Figure dataset records:
::::

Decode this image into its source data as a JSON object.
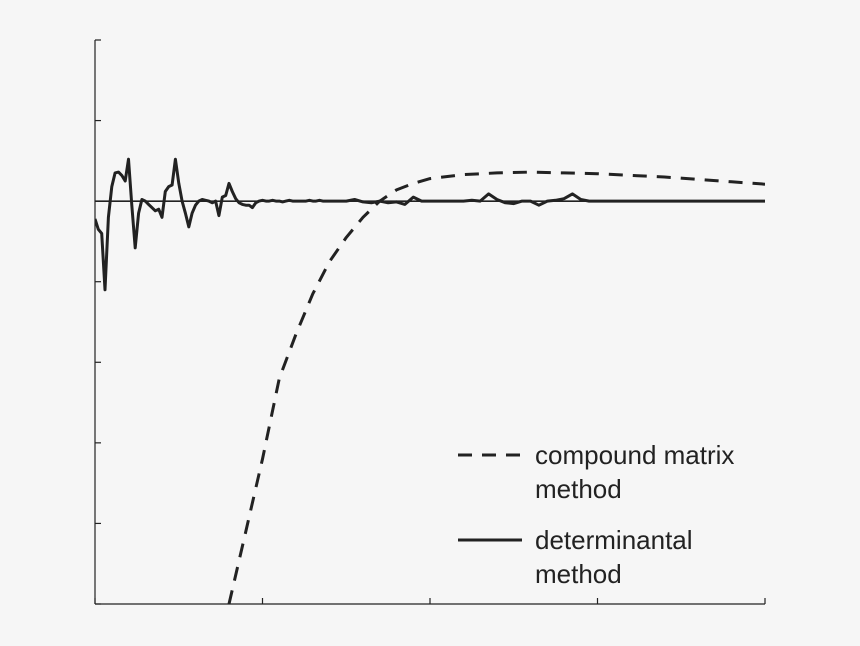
{
  "chart_data": {
    "type": "line",
    "title": "",
    "xlabel": "",
    "ylabel": "",
    "xlim": [
      0,
      4
    ],
    "ylim": [
      -5,
      2
    ],
    "x_ticks": [
      0,
      1,
      2,
      3,
      4
    ],
    "y_ticks": [
      -5,
      -4,
      -3,
      -2,
      -1,
      0,
      1,
      2
    ],
    "zero_line": true,
    "grid": false,
    "legend_position": "bottom-right",
    "series": [
      {
        "name_lines": [
          "compound matrix",
          "method"
        ],
        "style": "dashed",
        "color": "#222222",
        "x": [
          0.8,
          0.9,
          1.0,
          1.1,
          1.2,
          1.3,
          1.4,
          1.5,
          1.6,
          1.7,
          1.8,
          1.9,
          2.0,
          2.2,
          2.4,
          2.6,
          2.8,
          3.0,
          3.2,
          3.4,
          3.6,
          3.8,
          4.0
        ],
        "y": [
          -5.0,
          -4.1,
          -3.2,
          -2.2,
          -1.65,
          -1.15,
          -0.75,
          -0.45,
          -0.2,
          0.0,
          0.14,
          0.22,
          0.28,
          0.33,
          0.35,
          0.36,
          0.35,
          0.34,
          0.32,
          0.3,
          0.27,
          0.24,
          0.21
        ]
      },
      {
        "name_lines": [
          "determinantal",
          "method"
        ],
        "style": "solid",
        "color": "#222222",
        "x": [
          0.0,
          0.02,
          0.04,
          0.06,
          0.08,
          0.1,
          0.12,
          0.14,
          0.16,
          0.18,
          0.2,
          0.22,
          0.24,
          0.26,
          0.28,
          0.3,
          0.32,
          0.34,
          0.36,
          0.38,
          0.4,
          0.42,
          0.44,
          0.46,
          0.48,
          0.5,
          0.52,
          0.54,
          0.56,
          0.58,
          0.6,
          0.62,
          0.64,
          0.66,
          0.68,
          0.7,
          0.72,
          0.74,
          0.76,
          0.78,
          0.8,
          0.82,
          0.84,
          0.86,
          0.88,
          0.9,
          0.92,
          0.94,
          0.96,
          0.98,
          1.0,
          1.02,
          1.04,
          1.06,
          1.08,
          1.1,
          1.12,
          1.14,
          1.16,
          1.18,
          1.2,
          1.22,
          1.24,
          1.26,
          1.28,
          1.3,
          1.32,
          1.34,
          1.36,
          1.38,
          1.4,
          1.45,
          1.5,
          1.55,
          1.6,
          1.65,
          1.7,
          1.75,
          1.8,
          1.85,
          1.9,
          1.95,
          2.0,
          2.05,
          2.1,
          2.15,
          2.2,
          2.25,
          2.3,
          2.35,
          2.4,
          2.45,
          2.5,
          2.55,
          2.6,
          2.65,
          2.7,
          2.75,
          2.8,
          2.85,
          2.9,
          2.95,
          3.0,
          3.05,
          3.1,
          3.15,
          3.2,
          3.25,
          3.3,
          3.35,
          3.4,
          3.45,
          3.5,
          3.55,
          3.6,
          3.65,
          3.7,
          3.75,
          3.8,
          3.85,
          3.9,
          3.95,
          4.0
        ],
        "y": [
          -0.22,
          -0.35,
          -0.4,
          -1.1,
          -0.2,
          0.18,
          0.35,
          0.36,
          0.32,
          0.25,
          0.52,
          -0.05,
          -0.58,
          -0.15,
          0.02,
          0.0,
          -0.04,
          -0.08,
          -0.12,
          -0.1,
          -0.2,
          0.12,
          0.18,
          0.2,
          0.52,
          0.22,
          0.0,
          -0.15,
          -0.32,
          -0.15,
          -0.05,
          0.0,
          0.02,
          0.01,
          0.0,
          -0.02,
          0.0,
          -0.18,
          0.05,
          0.07,
          0.22,
          0.12,
          0.03,
          -0.02,
          -0.04,
          -0.05,
          -0.05,
          -0.08,
          -0.02,
          0.0,
          0.01,
          0.0,
          0.0,
          0.01,
          0.0,
          0.0,
          -0.01,
          0.0,
          0.01,
          0.0,
          0.0,
          0.0,
          0.0,
          0.0,
          0.01,
          0.0,
          0.0,
          0.01,
          0.0,
          0.0,
          0.0,
          0.0,
          0.0,
          0.02,
          -0.01,
          -0.02,
          0.0,
          -0.02,
          -0.01,
          -0.04,
          0.05,
          0.0,
          0.0,
          0.0,
          0.0,
          0.0,
          0.0,
          0.01,
          0.0,
          0.09,
          0.02,
          -0.02,
          -0.03,
          0.0,
          0.0,
          -0.05,
          0.0,
          0.01,
          0.03,
          0.09,
          0.02,
          0.0,
          0.0,
          0.0,
          0.0,
          0.0,
          0.0,
          0.0,
          0.0,
          0.0,
          0.0,
          0.0,
          0.0,
          0.0,
          0.0,
          0.0,
          0.0,
          0.0,
          0.0,
          0.0,
          0.0,
          0.0,
          0.0
        ]
      }
    ]
  }
}
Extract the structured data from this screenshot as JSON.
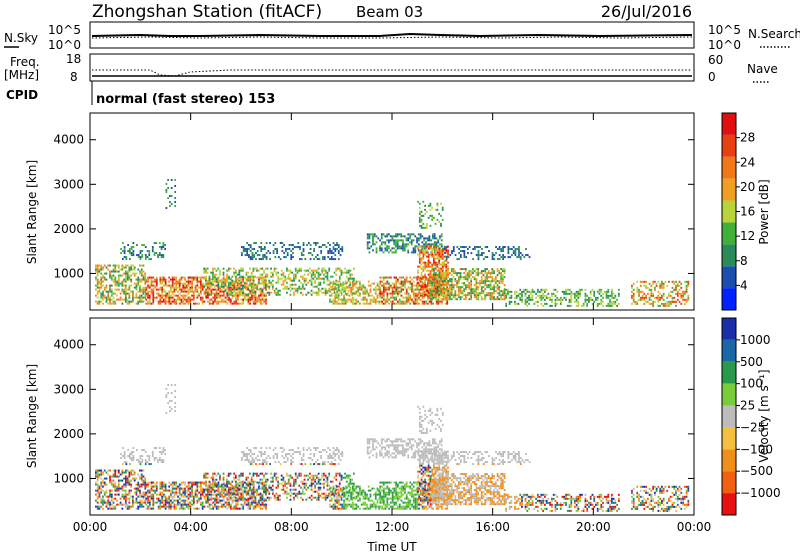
{
  "header": {
    "station": "Zhongshan Station (fitACF)",
    "beam": "Beam 03",
    "date": "26/Jul/2016"
  },
  "panels": {
    "nsky": {
      "left_label": "N.Sky",
      "left_ticks": [
        "10^5",
        "10^0"
      ],
      "right_label": "N.Search",
      "right_ticks": [
        "10^5",
        "10^0"
      ]
    },
    "freq": {
      "left_label_line1": "Freq.",
      "left_label_line2": "[MHz]",
      "left_ticks": [
        "18",
        "8"
      ],
      "right_label": "Nave",
      "right_ticks": [
        "60",
        "0"
      ]
    },
    "cpid": {
      "label": "CPID",
      "text": "normal (fast stereo) 153"
    }
  },
  "colors": {
    "power": [
      "#0022ff",
      "#1a4fb0",
      "#2a8a5a",
      "#3fb03a",
      "#b8d43a",
      "#f0a020",
      "#f07818",
      "#e84010",
      "#e01010"
    ],
    "velocity": [
      "#e81010",
      "#f06010",
      "#f0901a",
      "#f5c040",
      "#bcbcbc",
      "#7acc3a",
      "#2a9a4a",
      "#1a66a8",
      "#1a2ea8"
    ]
  },
  "chart_data": [
    {
      "type": "heatmap",
      "name": "Power",
      "ylabel": "Slant Range [km]",
      "ylim": [
        180,
        4600
      ],
      "yticks": [
        "1000",
        "2000",
        "3000",
        "4000"
      ],
      "ytick_values": [
        1000,
        2000,
        3000,
        4000
      ],
      "xlim": [
        0,
        24
      ],
      "colorbar_label": "Power [dB]",
      "colorbar_ticks": [
        "4",
        "8",
        "12",
        "16",
        "20",
        "24",
        "28"
      ],
      "colorbar_values": [
        4,
        8,
        12,
        16,
        20,
        24,
        28
      ],
      "colorbar_range": [
        0,
        32
      ]
    },
    {
      "type": "heatmap",
      "name": "Velocity",
      "ylabel": "Slant Range [km]",
      "ylim": [
        180,
        4600
      ],
      "yticks": [
        "1000",
        "2000",
        "3000",
        "4000"
      ],
      "ytick_values": [
        1000,
        2000,
        3000,
        4000
      ],
      "xlim": [
        0,
        24
      ],
      "xticks": [
        "00:00",
        "04:00",
        "08:00",
        "12:00",
        "16:00",
        "20:00",
        "00:00"
      ],
      "xtick_values": [
        0,
        4,
        8,
        12,
        16,
        20,
        24
      ],
      "xlabel": "Time UT",
      "colorbar_label": "Velocity [m s⁻¹]",
      "colorbar_ticks": [
        "1000",
        "500",
        "100",
        "25",
        "−25",
        "−100",
        "−500",
        "−1000"
      ]
    }
  ]
}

::::

Transcribe the material exactly, keeping every word and none of the pictures.

Decode this image into its source data as a JSON object.
{
  "chart_data": {
    "type": "line",
    "title": "",
    "xlabel": "",
    "ylabel": "",
    "xlim": [
      0,
      4
    ],
    "ylim": [
      -5,
      2
    ],
    "x_ticks": [
      0,
      1,
      2,
      3,
      4
    ],
    "y_ticks": [
      -5,
      -4,
      -3,
      -2,
      -1,
      0,
      1,
      2
    ],
    "zero_line": true,
    "grid": false,
    "legend_position": "bottom-right",
    "series": [
      {
        "name_lines": [
          "compound matrix",
          "method"
        ],
        "style": "dashed",
        "color": "#222222",
        "x": [
          0.8,
          0.9,
          1.0,
          1.1,
          1.2,
          1.3,
          1.4,
          1.5,
          1.6,
          1.7,
          1.8,
          1.9,
          2.0,
          2.2,
          2.4,
          2.6,
          2.8,
          3.0,
          3.2,
          3.4,
          3.6,
          3.8,
          4.0
        ],
        "y": [
          -5.0,
          -4.1,
          -3.2,
          -2.2,
          -1.65,
          -1.15,
          -0.75,
          -0.45,
          -0.2,
          0.0,
          0.14,
          0.22,
          0.28,
          0.33,
          0.35,
          0.36,
          0.35,
          0.34,
          0.32,
          0.3,
          0.27,
          0.24,
          0.21
        ]
      },
      {
        "name_lines": [
          "determinantal",
          "method"
        ],
        "style": "solid",
        "color": "#222222",
        "x": [
          0.0,
          0.02,
          0.04,
          0.06,
          0.08,
          0.1,
          0.12,
          0.14,
          0.16,
          0.18,
          0.2,
          0.22,
          0.24,
          0.26,
          0.28,
          0.3,
          0.32,
          0.34,
          0.36,
          0.38,
          0.4,
          0.42,
          0.44,
          0.46,
          0.48,
          0.5,
          0.52,
          0.54,
          0.56,
          0.58,
          0.6,
          0.62,
          0.64,
          0.66,
          0.68,
          0.7,
          0.72,
          0.74,
          0.76,
          0.78,
          0.8,
          0.82,
          0.84,
          0.86,
          0.88,
          0.9,
          0.92,
          0.94,
          0.96,
          0.98,
          1.0,
          1.02,
          1.04,
          1.06,
          1.08,
          1.1,
          1.12,
          1.14,
          1.16,
          1.18,
          1.2,
          1.22,
          1.24,
          1.26,
          1.28,
          1.3,
          1.32,
          1.34,
          1.36,
          1.38,
          1.4,
          1.45,
          1.5,
          1.55,
          1.6,
          1.65,
          1.7,
          1.75,
          1.8,
          1.85,
          1.9,
          1.95,
          2.0,
          2.05,
          2.1,
          2.15,
          2.2,
          2.25,
          2.3,
          2.35,
          2.4,
          2.45,
          2.5,
          2.55,
          2.6,
          2.65,
          2.7,
          2.75,
          2.8,
          2.85,
          2.9,
          2.95,
          3.0,
          3.05,
          3.1,
          3.15,
          3.2,
          3.25,
          3.3,
          3.35,
          3.4,
          3.45,
          3.5,
          3.55,
          3.6,
          3.65,
          3.7,
          3.75,
          3.8,
          3.85,
          3.9,
          3.95,
          4.0
        ],
        "y": [
          -0.22,
          -0.35,
          -0.4,
          -1.1,
          -0.2,
          0.18,
          0.35,
          0.36,
          0.32,
          0.25,
          0.52,
          -0.05,
          -0.58,
          -0.15,
          0.02,
          0.0,
          -0.04,
          -0.08,
          -0.12,
          -0.1,
          -0.2,
          0.12,
          0.18,
          0.2,
          0.52,
          0.22,
          0.0,
          -0.15,
          -0.32,
          -0.15,
          -0.05,
          0.0,
          0.02,
          0.01,
          0.0,
          -0.02,
          0.0,
          -0.18,
          0.05,
          0.07,
          0.22,
          0.12,
          0.03,
          -0.02,
          -0.04,
          -0.05,
          -0.05,
          -0.08,
          -0.02,
          0.0,
          0.01,
          0.0,
          0.0,
          0.01,
          0.0,
          0.0,
          -0.01,
          0.0,
          0.01,
          0.0,
          0.0,
          0.0,
          0.0,
          0.0,
          0.01,
          0.0,
          0.0,
          0.01,
          0.0,
          0.0,
          0.0,
          0.0,
          0.0,
          0.02,
          -0.01,
          -0.02,
          0.0,
          -0.02,
          -0.01,
          -0.04,
          0.05,
          0.0,
          0.0,
          0.0,
          0.0,
          0.0,
          0.0,
          0.01,
          0.0,
          0.09,
          0.02,
          -0.02,
          -0.03,
          0.0,
          0.0,
          -0.05,
          0.0,
          0.01,
          0.03,
          0.09,
          0.02,
          0.0,
          0.0,
          0.0,
          0.0,
          0.0,
          0.0,
          0.0,
          0.0,
          0.0,
          0.0,
          0.0,
          0.0,
          0.0,
          0.0,
          0.0,
          0.0,
          0.0,
          0.0,
          0.0,
          0.0,
          0.0,
          0.0
        ]
      }
    ]
  }
}
Extract the structured data from this screenshot as JSON.
{
  "header": {
    "station": "Zhongshan Station (fitACF)",
    "beam": "Beam 03",
    "date": "26/Jul/2016"
  },
  "panels": {
    "nsky": {
      "left_label": "N.Sky",
      "left_ticks": [
        "10^5",
        "10^0"
      ],
      "right_label": "N.Search",
      "right_ticks": [
        "10^5",
        "10^0"
      ]
    },
    "freq": {
      "left_label_line1": "Freq.",
      "left_label_line2": "[MHz]",
      "left_ticks": [
        "18",
        "8"
      ],
      "right_label": "Nave",
      "right_ticks": [
        "60",
        "0"
      ]
    },
    "cpid": {
      "label": "CPID",
      "text": "normal (fast stereo) 153"
    }
  },
  "colors": {
    "power": [
      "#0022ff",
      "#1a4fb0",
      "#2a8a5a",
      "#3fb03a",
      "#b8d43a",
      "#f0a020",
      "#f07818",
      "#e84010",
      "#e01010"
    ],
    "velocity": [
      "#e81010",
      "#f06010",
      "#f0901a",
      "#f5c040",
      "#bcbcbc",
      "#7acc3a",
      "#2a9a4a",
      "#1a66a8",
      "#1a2ea8"
    ]
  },
  "chart_data": [
    {
      "type": "heatmap",
      "name": "Power",
      "ylabel": "Slant Range [km]",
      "ylim": [
        180,
        4600
      ],
      "yticks": [
        "1000",
        "2000",
        "3000",
        "4000"
      ],
      "ytick_values": [
        1000,
        2000,
        3000,
        4000
      ],
      "xlim": [
        0,
        24
      ],
      "colorbar_label": "Power [dB]",
      "colorbar_ticks": [
        "4",
        "8",
        "12",
        "16",
        "20",
        "24",
        "28"
      ],
      "colorbar_values": [
        4,
        8,
        12,
        16,
        20,
        24,
        28
      ],
      "colorbar_range": [
        0,
        32
      ]
    },
    {
      "type": "heatmap",
      "name": "Velocity",
      "ylabel": "Slant Range [km]",
      "ylim": [
        180,
        4600
      ],
      "yticks": [
        "1000",
        "2000",
        "3000",
        "4000"
      ],
      "ytick_values": [
        1000,
        2000,
        3000,
        4000
      ],
      "xlim": [
        0,
        24
      ],
      "xticks": [
        "00:00",
        "04:00",
        "08:00",
        "12:00",
        "16:00",
        "20:00",
        "00:00"
      ],
      "xtick_values": [
        0,
        4,
        8,
        12,
        16,
        20,
        24
      ],
      "xlabel": "Time UT",
      "colorbar_label": "Velocity [m s⁻¹]",
      "colorbar_ticks": [
        "1000",
        "500",
        "100",
        "25",
        "−25",
        "−100",
        "−500",
        "−1000"
      ]
    }
  ]
}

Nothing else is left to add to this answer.